Supplied material:
[Begin]

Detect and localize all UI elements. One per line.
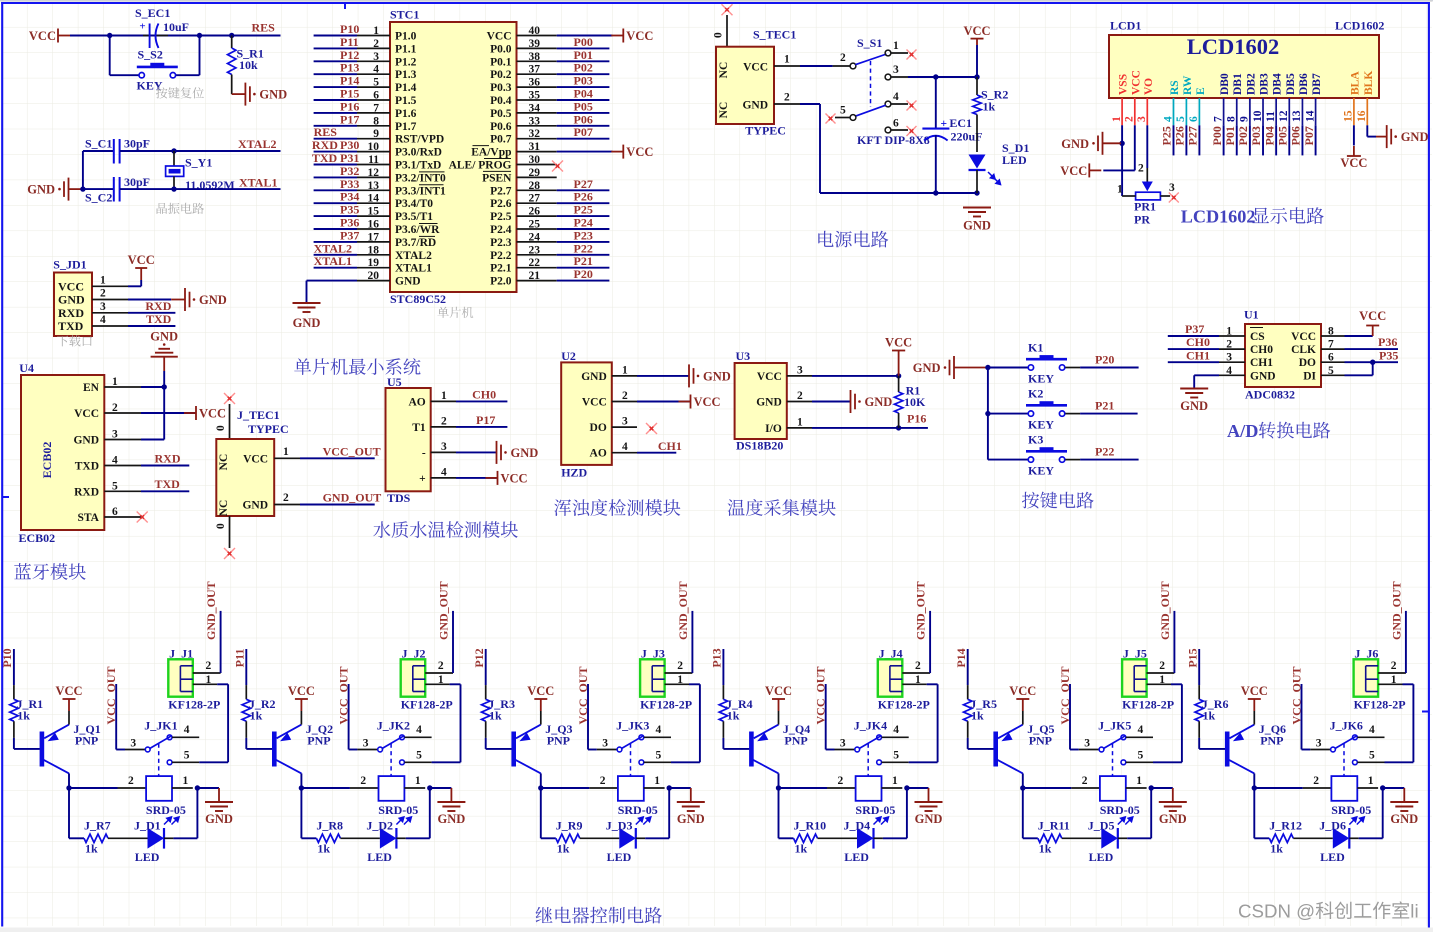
svg-text:GND: GND	[73, 435, 99, 447]
capacitor EC1 220uF	[935, 77, 937, 128]
svg-text:J_R11: J_R11	[1038, 819, 1070, 833]
svg-text:VCC: VCC	[885, 336, 912, 350]
svg-text:GND: GND	[293, 316, 321, 330]
pin 17 STC1 P3.7/RD	[357, 241, 390, 243]
resistor R1 10K	[898, 376, 900, 392]
svg-text:ECB02: ECB02	[19, 531, 56, 545]
svg-text:XTAL2: XTAL2	[395, 250, 432, 262]
svg-text:VCC_OUT: VCC_OUT	[323, 445, 381, 459]
ground GND (relay)	[669, 787, 691, 789]
svg-text:BLK: BLK	[1363, 71, 1375, 95]
wire	[314, 267, 357, 269]
wire GND_OUT	[1405, 611, 1407, 673]
wire	[314, 241, 357, 243]
caption 温度采集模块	[728, 499, 836, 516]
wire	[557, 47, 610, 49]
svg-text:P35: P35	[1379, 348, 1398, 362]
wire BLK to GND	[1366, 125, 1368, 136]
wire pin3 to VCC rail	[908, 76, 977, 78]
svg-text:P0.3: P0.3	[490, 82, 512, 94]
pin 1 J_J	[1147, 683, 1171, 685]
svg-text:1k: 1k	[795, 842, 808, 856]
ground GND (crystal)	[68, 178, 70, 201]
svg-text:KEY: KEY	[1028, 418, 1054, 432]
svg-text:AO: AO	[408, 396, 425, 408]
wire pin5	[909, 761, 938, 763]
svg-text:XTAL1: XTAL1	[395, 263, 432, 275]
svg-text:1: 1	[283, 446, 289, 458]
wire GND_OUT	[929, 611, 931, 673]
svg-text:SRD-05: SRD-05	[1100, 803, 1140, 817]
pin 22 STC1 P2.1	[517, 267, 557, 269]
svg-text:P1.0: P1.0	[395, 31, 417, 43]
ground GND (relay)	[430, 787, 452, 789]
svg-text:4: 4	[622, 441, 628, 453]
wire	[557, 73, 610, 75]
svg-text:J_R8: J_R8	[316, 819, 343, 833]
pin 8 STC1 P1.7	[357, 125, 390, 127]
wire	[967, 649, 969, 685]
node junction XTAL2/S_Y1	[171, 148, 176, 153]
no-ERC mark U2 DO	[646, 423, 657, 434]
svg-text:4: 4	[441, 466, 447, 478]
svg-text:VCC: VCC	[582, 397, 607, 409]
svg-text:2: 2	[100, 288, 106, 300]
svg-text:NC: NC	[718, 62, 730, 79]
svg-text:1k: 1k	[727, 709, 740, 723]
svg-text:GND: GND	[1180, 399, 1208, 413]
svg-text:1k: 1k	[17, 709, 30, 723]
svg-text:34: 34	[529, 102, 541, 114]
svg-text:3: 3	[112, 429, 118, 441]
svg-text:LED: LED	[1089, 850, 1114, 864]
svg-text:P31: P31	[340, 151, 359, 165]
pin 15 STC1 P3.5/T1	[357, 215, 390, 217]
svg-text:GND: GND	[58, 293, 85, 307]
node junction S_C1/S_C2	[80, 186, 85, 191]
svg-text:3: 3	[100, 301, 106, 313]
svg-text:I/O: I/O	[765, 423, 782, 435]
wire pin2 to GND	[128, 299, 171, 301]
wire LED return	[645, 837, 669, 839]
svg-text:NC: NC	[218, 500, 230, 517]
wire	[557, 228, 610, 230]
pin 7 STC1 P1.6	[357, 112, 390, 114]
node junction XTAL1/S_Y1	[171, 186, 176, 191]
power port VCC	[611, 151, 623, 153]
wire LED return	[1127, 837, 1151, 839]
svg-text:11: 11	[368, 154, 379, 166]
svg-text:1k: 1k	[317, 842, 330, 856]
svg-text:DB1: DB1	[1232, 73, 1244, 95]
svg-text:RW: RW	[1182, 75, 1194, 95]
svg-text:GND: GND	[742, 100, 768, 112]
wire VCC_OUT	[1301, 684, 1303, 750]
svg-text:P1.1: P1.1	[395, 43, 417, 55]
svg-text:3: 3	[1226, 352, 1232, 364]
svg-text:LCD1: LCD1	[1110, 19, 1141, 33]
svg-text:VCC: VCC	[963, 24, 990, 38]
svg-text:2: 2	[1226, 339, 1232, 351]
transistor J_Q6 PNP	[1225, 732, 1230, 767]
node junction relay pin1	[195, 785, 200, 790]
wire P22	[1080, 459, 1139, 461]
svg-text:P27: P27	[1186, 126, 1200, 145]
svg-text:6: 6	[893, 118, 899, 130]
relay link dashed	[630, 744, 632, 777]
relay link dashed	[1343, 744, 1345, 777]
wire	[557, 125, 610, 127]
svg-text:S_C2: S_C2	[85, 191, 112, 205]
svg-text:P23: P23	[574, 228, 593, 242]
svg-text:U3: U3	[736, 349, 751, 363]
wire	[541, 787, 590, 789]
relay switch J_JK1	[125, 749, 145, 751]
svg-text:U2: U2	[561, 349, 576, 363]
svg-text:S_EC1: S_EC1	[135, 6, 170, 20]
potentiometer PR1 PR	[1142, 182, 1153, 192]
pin 5 STC1 P1.4	[357, 86, 390, 88]
svg-text:VCC: VCC	[527, 684, 554, 698]
pin 33 STC1 P0.6	[517, 125, 557, 127]
pin 11 STC1 P3.1/TxD	[357, 164, 390, 166]
svg-text:GND: GND	[865, 395, 893, 409]
svg-text:K1: K1	[1028, 340, 1043, 354]
pin 1 J_J	[1378, 683, 1402, 685]
svg-text:17: 17	[368, 231, 380, 243]
crystal S_Y1 11.0592M	[173, 151, 175, 166]
svg-text:P35: P35	[340, 203, 359, 217]
transistor J_Q3 PNP	[511, 732, 516, 767]
svg-text:P2.1: P2.1	[490, 263, 512, 275]
caption 单片机最小系统	[294, 358, 420, 375]
wire	[1173, 125, 1175, 155]
svg-text:J_TEC1: J_TEC1	[237, 408, 280, 422]
svg-text:2: 2	[677, 660, 683, 672]
svg-text:2: 2	[112, 402, 118, 414]
svg-text:TYPEC: TYPEC	[248, 422, 289, 436]
svg-text:P14: P14	[340, 74, 359, 88]
no-ERC mark J_TEC1 top	[224, 393, 235, 404]
svg-text:P0.0: P0.0	[490, 43, 512, 55]
wire CH0	[1168, 348, 1219, 350]
svg-text:2: 2	[840, 52, 846, 64]
svg-text:4: 4	[1369, 724, 1375, 736]
pin 1 S_S1	[885, 50, 891, 56]
resistor J_R2 1k	[245, 685, 247, 699]
svg-text:P2.4: P2.4	[490, 224, 512, 236]
svg-text:P37: P37	[340, 228, 359, 242]
svg-text:5: 5	[1328, 365, 1334, 377]
connector S_TEC1 body	[716, 47, 774, 124]
svg-text:GND: GND	[581, 371, 607, 383]
svg-text:5: 5	[1138, 750, 1144, 762]
caption 按键复位	[156, 87, 204, 98]
node junction relay pin1	[427, 785, 432, 790]
svg-text:5: 5	[656, 750, 662, 762]
svg-text:P00: P00	[574, 35, 593, 49]
resistor S_R2 1k	[976, 77, 978, 95]
svg-text:P12: P12	[340, 48, 359, 62]
svg-text:CS: CS	[1250, 331, 1265, 343]
svg-text:J_R12: J_R12	[1269, 819, 1302, 833]
wire	[1171, 683, 1182, 685]
svg-text:P1.6: P1.6	[395, 108, 417, 120]
svg-text:9: 9	[373, 128, 379, 140]
svg-text:4: 4	[100, 314, 106, 326]
wire	[314, 254, 357, 256]
pin 19 STC1 XTAL1	[357, 267, 390, 269]
wire VCC to RES	[70, 35, 281, 37]
svg-text:GND_OUT: GND_OUT	[1389, 581, 1403, 640]
svg-text:2: 2	[1138, 163, 1144, 175]
svg-text:7: 7	[1212, 116, 1224, 122]
wire	[69, 787, 118, 789]
svg-text:1: 1	[1136, 775, 1142, 787]
wire	[1198, 649, 1200, 685]
IC U5 TDS body	[386, 388, 431, 491]
svg-text:VCC: VCC	[694, 395, 721, 409]
svg-text:6: 6	[1188, 116, 1200, 122]
resistor J_R9 1k	[540, 788, 542, 838]
svg-text:VCC: VCC	[288, 684, 315, 698]
pin 1 J_TEC1 VCC_OUT	[274, 457, 300, 459]
svg-text:GND: GND	[677, 812, 705, 826]
svg-text:VCC: VCC	[1359, 309, 1386, 323]
svg-text:AO: AO	[590, 448, 607, 460]
wire	[557, 151, 613, 153]
pin 0 J_TEC1 bottom	[229, 516, 231, 548]
svg-text:SRD-05: SRD-05	[146, 803, 186, 817]
svg-text:2: 2	[797, 390, 803, 402]
svg-text:VCC: VCC	[743, 62, 768, 74]
ground GND (relay)	[1383, 787, 1405, 789]
relay link dashed	[390, 744, 392, 777]
wire	[314, 47, 357, 49]
wire U1 DI	[1345, 374, 1373, 376]
svg-text:P2.3: P2.3	[490, 237, 512, 249]
svg-text:1k: 1k	[1270, 842, 1283, 856]
svg-text:P26: P26	[574, 190, 593, 204]
wire LED return	[406, 837, 430, 839]
svg-text:RES: RES	[252, 21, 276, 35]
wire	[1301, 125, 1303, 155]
svg-text:RXD: RXD	[74, 486, 99, 498]
pin 12 STC1 P3.2/INT0	[357, 176, 390, 178]
svg-text:DB0: DB0	[1219, 73, 1231, 95]
wire	[557, 86, 610, 88]
svg-text:2: 2	[1391, 660, 1397, 672]
svg-text:P21: P21	[574, 254, 593, 268]
LED J_D1	[148, 828, 165, 849]
caption 晶振电路	[157, 203, 204, 214]
svg-text:28: 28	[529, 180, 541, 192]
svg-text:P07: P07	[1302, 126, 1316, 145]
pin 26 STC1 P2.5	[517, 215, 557, 217]
wire pin5	[432, 761, 461, 763]
IC LCD1 LCD1602 body	[1109, 35, 1379, 98]
svg-text:J_R10: J_R10	[794, 819, 827, 833]
wire U4 GND	[141, 439, 164, 441]
pin 4 S_S1	[885, 101, 891, 107]
svg-text:P30: P30	[340, 138, 359, 152]
wire	[557, 254, 610, 256]
svg-text:1: 1	[1111, 116, 1123, 122]
pin 0 S_TEC1 top	[726, 15, 728, 47]
node junction collector	[66, 785, 71, 790]
svg-text:13: 13	[1291, 110, 1303, 122]
svg-text:10: 10	[1252, 110, 1264, 122]
wire GND pin20	[307, 280, 358, 282]
svg-text:J_JK2: J_JK2	[377, 719, 410, 733]
node junction collector	[299, 785, 304, 790]
svg-text:TXD: TXD	[146, 312, 172, 326]
svg-text:20: 20	[368, 270, 380, 282]
svg-text:P16: P16	[340, 99, 359, 113]
svg-text:RXD: RXD	[312, 138, 338, 152]
wire base	[245, 738, 247, 749]
svg-text:P21: P21	[1095, 399, 1114, 413]
svg-text:P05: P05	[1276, 126, 1290, 145]
sheet border	[0, 0, 1433, 1]
wire LED return	[883, 837, 907, 839]
svg-text:15: 15	[368, 206, 380, 218]
ground GND (U5)	[496, 441, 498, 464]
wire U3 GND	[812, 401, 851, 403]
svg-text:NC: NC	[718, 102, 730, 119]
svg-text:P12: P12	[472, 648, 486, 667]
pin 29 STC1 PSEN	[517, 176, 557, 178]
svg-text:P22: P22	[1095, 445, 1114, 459]
relay switch J_JK5	[1079, 749, 1099, 751]
ground GND (keys)	[953, 356, 955, 379]
svg-text:1: 1	[206, 674, 212, 686]
svg-text:P1.4: P1.4	[395, 82, 417, 94]
wire	[314, 215, 357, 217]
transistor J_Q2 PNP	[272, 732, 277, 767]
node junction collector	[538, 785, 543, 790]
LED J_D6	[1333, 828, 1350, 849]
svg-text:LCD1602: LCD1602	[1335, 19, 1384, 33]
wire CH0	[456, 400, 507, 402]
svg-text:SRD-05: SRD-05	[618, 803, 658, 817]
wire P17	[456, 426, 507, 428]
resistor S_R1 10k	[231, 36, 233, 49]
node junction RES/S_R1	[229, 33, 234, 38]
svg-text:1: 1	[622, 364, 628, 376]
svg-text:GND_OUT: GND_OUT	[914, 581, 928, 640]
svg-text:P0.4: P0.4	[490, 95, 512, 107]
svg-text:3: 3	[1084, 738, 1090, 750]
power port VCC (U4)	[184, 412, 196, 414]
wire	[1023, 787, 1072, 789]
svg-text:J_JK4: J_JK4	[854, 719, 887, 733]
svg-text:TDS: TDS	[387, 491, 411, 505]
svg-text:LED: LED	[1320, 850, 1345, 864]
wire P36	[1345, 348, 1399, 350]
svg-text:LCD1602: LCD1602	[1181, 207, 1256, 227]
svg-text:P33: P33	[340, 177, 359, 191]
svg-text:15: 15	[1343, 110, 1355, 122]
wire U5 VCC	[456, 477, 497, 479]
svg-text:VCC: VCC	[487, 31, 512, 43]
pin 2 J_J	[1378, 672, 1406, 674]
svg-text:GND: GND	[27, 183, 55, 197]
svg-text:16: 16	[1356, 110, 1368, 122]
pin 2 S_S1	[850, 63, 856, 69]
pin 2 STC1 P1.1	[357, 47, 390, 49]
svg-text:0: 0	[215, 425, 227, 431]
svg-text:P15: P15	[340, 87, 359, 101]
relay link dashed	[158, 744, 160, 777]
svg-text:P2.6: P2.6	[490, 198, 512, 210]
capacitor S_C1 30pF	[83, 150, 114, 152]
caption 蓝牙模块	[14, 563, 86, 580]
svg-text:P27: P27	[574, 177, 593, 191]
svg-text:2: 2	[1159, 660, 1165, 672]
svg-text:29: 29	[529, 167, 541, 179]
svg-text:8: 8	[1226, 116, 1238, 122]
node junction R1 bottom	[896, 425, 901, 430]
svg-text:1: 1	[915, 674, 921, 686]
pin 21 STC1 P2.0	[517, 280, 557, 282]
svg-text:27: 27	[529, 193, 541, 205]
wire base	[722, 738, 724, 749]
svg-text:26: 26	[529, 206, 541, 218]
pin 6 STC1 P1.5	[357, 99, 390, 101]
svg-text:GND_OUT: GND_OUT	[323, 491, 382, 505]
svg-text:2: 2	[838, 775, 844, 787]
svg-text:J_R7: J_R7	[84, 819, 111, 833]
svg-text:GND: GND	[913, 361, 941, 375]
svg-text:5: 5	[840, 105, 846, 117]
wire GND_OUT	[220, 611, 222, 673]
svg-text:li: li	[1410, 901, 1418, 922]
wire	[557, 189, 610, 191]
wire	[245, 649, 247, 685]
wire VCC (LCD)	[1134, 125, 1136, 170]
svg-text:1k: 1k	[250, 709, 263, 723]
connector S_JD1 body	[54, 273, 92, 337]
pin 5 S_S1	[850, 115, 856, 121]
svg-text:GND: GND	[1250, 370, 1276, 382]
pin 4 STC1 P1.3	[357, 73, 390, 75]
IC STC1 STC89C52 body	[390, 22, 517, 292]
svg-text:VCC: VCC	[501, 471, 528, 485]
svg-text:P13: P13	[340, 61, 359, 75]
svg-text:1: 1	[1368, 775, 1374, 787]
svg-text:PR: PR	[1134, 213, 1150, 227]
svg-text:6: 6	[373, 90, 379, 102]
pin 35 STC1 P0.4	[517, 99, 557, 101]
svg-text:22: 22	[529, 257, 541, 269]
pin 2 J_J	[902, 672, 930, 674]
pin 25 STC1 P2.4	[517, 228, 557, 230]
svg-text:GND: GND	[259, 88, 287, 102]
svg-text:ALE/ PROG: ALE/ PROG	[449, 160, 512, 172]
resistor J_R7 1k	[68, 788, 70, 838]
svg-text:PNP: PNP	[784, 734, 807, 748]
svg-text:KF128-2P: KF128-2P	[401, 698, 453, 712]
svg-text:GND: GND	[756, 397, 782, 409]
wire P20	[1080, 367, 1139, 369]
svg-text:P20: P20	[1095, 353, 1114, 367]
wire	[557, 99, 610, 101]
wire	[1403, 683, 1414, 685]
ground GND (U2)	[688, 364, 690, 387]
transistor J_Q4 PNP	[749, 732, 754, 767]
svg-text:P3.0/RxD: P3.0/RxD	[395, 147, 442, 159]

[End]

Stated problem: Copy the listing verbatim, beginning with the line that contains "435, 99, 447]" and ending with the line that contains "82, 512, 94]", both included.

Finished exercise:
svg-text:GND: GND	[73, 435, 99, 447]
capacitor EC1 220uF	[935, 77, 937, 128]
svg-text:J_R11: J_R11	[1038, 819, 1070, 833]
svg-text:VCC: VCC	[885, 336, 912, 350]
svg-text:GND: GND	[293, 316, 321, 330]
pin 17 STC1 P3.7/RD	[357, 241, 390, 243]
resistor R1 10K	[898, 376, 900, 392]
svg-text:ECB02: ECB02	[19, 531, 56, 545]
svg-text:XTAL2: XTAL2	[395, 250, 432, 262]
svg-text:VCC_OUT: VCC_OUT	[323, 445, 381, 459]
ground GND (relay)	[669, 787, 691, 789]
svg-text:BLK: BLK	[1363, 71, 1375, 95]
wire	[314, 267, 357, 269]
wire GND_OUT	[1405, 611, 1407, 673]
wire	[314, 241, 357, 243]
caption 温度采集模块	[728, 499, 836, 516]
wire	[557, 47, 610, 49]
svg-text:P35: P35	[1379, 348, 1398, 362]
wire BLK to GND	[1366, 125, 1368, 136]
wire pin3 to VCC rail	[908, 76, 977, 78]
svg-text:P0.3: P0.3	[490, 82, 512, 94]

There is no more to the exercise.